- _PROBLEM SET_:
(a) Can you condense the paragraph in the interaction-effects text that begins "Specifying interactions in a regression model" into a shorter version that keeps its main facts?
(b) Would you print the passage of the interaction-effects text that begins at the words "Interpreting interaction effects" and stops after "parameters more difficult."?

- _PAGE TEXT_:
begin
Interpreting interaction effects

Specifying interactions in a regression model is a way of allowing parameters to be conditional on certain aspects of the data. By contrast, for a model with no interactions, the parameters are not conditional and thus, the value of one parameter is not dependent on the value of another covariate. However, once interactions exist, multiple parameters are always in play at the same time. Additionally, interactions can be specified for either categorical, continuous, or both types of covariates. Thus, making the interpretation of the parameters more difficult.

With GLMs, every covariate essentially interacts with itself because of the link function. To demonstrate parameters interacting with themselves, consider the mean of a Gaussian linear model with an identity link function

$$\mu = \alpha + \beta x$$

where the rate of change in $\mu$ with respect to $x$ is just $\beta$, i.e., the rate of change is constant no matter what the value of $x$ is. But when we consider GLMs with link functions used to map outputs to exponential family distribution parameters, calculating the derivative of the mean output $\mu$ with respect to the predictor is not as straightforward as in the Gaussian linear model. For example, computing the rate of change in a binomial probability $p$ with respect to $x$

$$p = \frac{exp(\alpha + \beta x)}{1 + exp(\alpha + \beta x)}$$

And taking the derivative of $p$ with respect to $x$ yields

$$\frac{\partial p}{\partial x} = \frac{\beta}{2(1 + cosh(\alpha + \beta x))}$$

Since $x$ appears in the derivative, the impact of a change in $x$ depends upon $x$, i.e., an interaction with itself even though no interaction term was specified in the model.Thus, visualizing the rate of change in the mean response with respect to a covariate $x$ becomes a useful tool in interpreting GLMs.
end
- _GIVEN INFORMATION_:
begin
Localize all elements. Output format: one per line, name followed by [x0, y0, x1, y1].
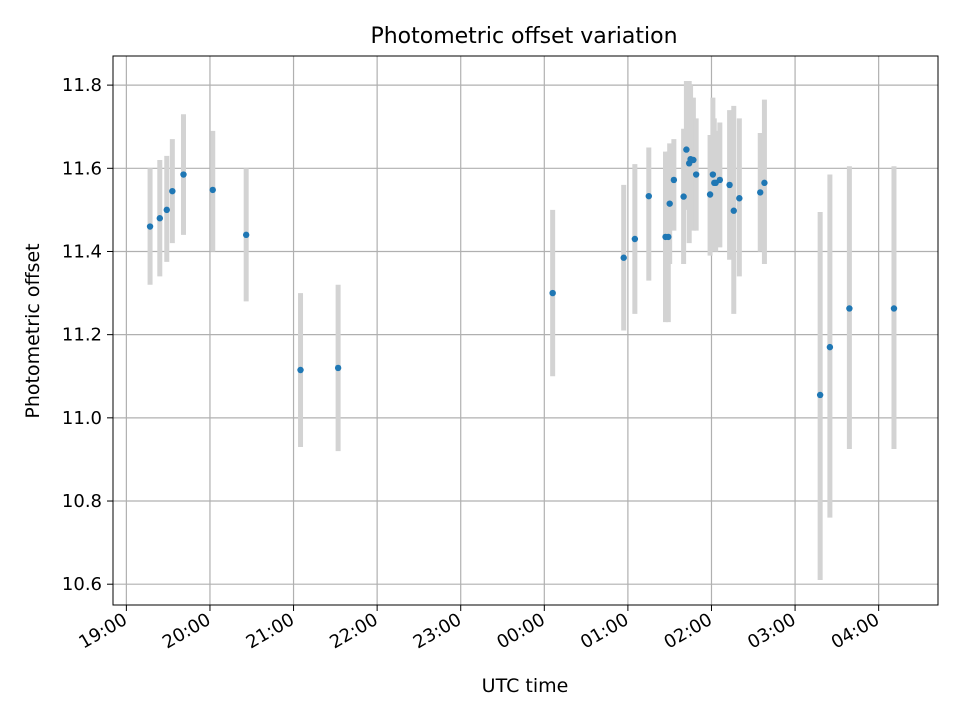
end
- _IN RESPONSE_:
(a) Interactions in a regression model make parameters conditional on aspects of the data. Without interactions, parameters are not conditional, so one parameter's value does not depend on another covariate. With interactions, several parameters are always in play at once. Interactions can involve categorical covariates, continuous covariates, or both, which makes the parameters harder to interpret.

(b)
Interpreting interaction effects

Specifying interactions in a regression model is a way of allowing parameters to be conditional on certain aspects of the data. By contrast, for a model with no interactions, the parameters are not conditional and thus, the value of one parameter is not dependent on the value of another covariate. However, once interactions exist, multiple parameters are always in play at the same time. Additionally, interactions can be specified for either categorical, continuous, or both types of covariates. Thus, making the interpretation of the parameters more difficult.